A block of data
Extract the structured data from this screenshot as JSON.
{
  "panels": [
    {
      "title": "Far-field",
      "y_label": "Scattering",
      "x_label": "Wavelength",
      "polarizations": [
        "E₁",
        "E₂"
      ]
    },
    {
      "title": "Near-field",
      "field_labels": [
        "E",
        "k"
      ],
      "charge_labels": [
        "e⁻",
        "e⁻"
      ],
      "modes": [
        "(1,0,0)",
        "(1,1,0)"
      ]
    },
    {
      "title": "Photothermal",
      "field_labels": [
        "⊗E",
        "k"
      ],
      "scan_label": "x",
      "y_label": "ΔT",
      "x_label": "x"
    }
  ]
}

#### Given exercise:
Output the listing above exactly as it appears.

#### Correct answer:
Extract the structured data from this screenshot as JSON.
{
  "panels": [
    {
      "title": "Far-field",
      "y_label": "Scattering",
      "x_label": "Wavelength",
      "polarizations": [
        "E₁",
        "E₂"
      ]
    },
    {
      "title": "Near-field",
      "field_labels": [
        "E",
        "k"
      ],
      "charge_labels": [
        "e⁻",
        "e⁻"
      ],
      "modes": [
        "(1,0,0)",
        "(1,1,0)"
      ]
    },
    {
      "title": "Photothermal",
      "field_labels": [
        "⊗E",
        "k"
      ],
      "scan_label": "x",
      "y_label": "ΔT",
      "x_label": "x"
    }
  ]
}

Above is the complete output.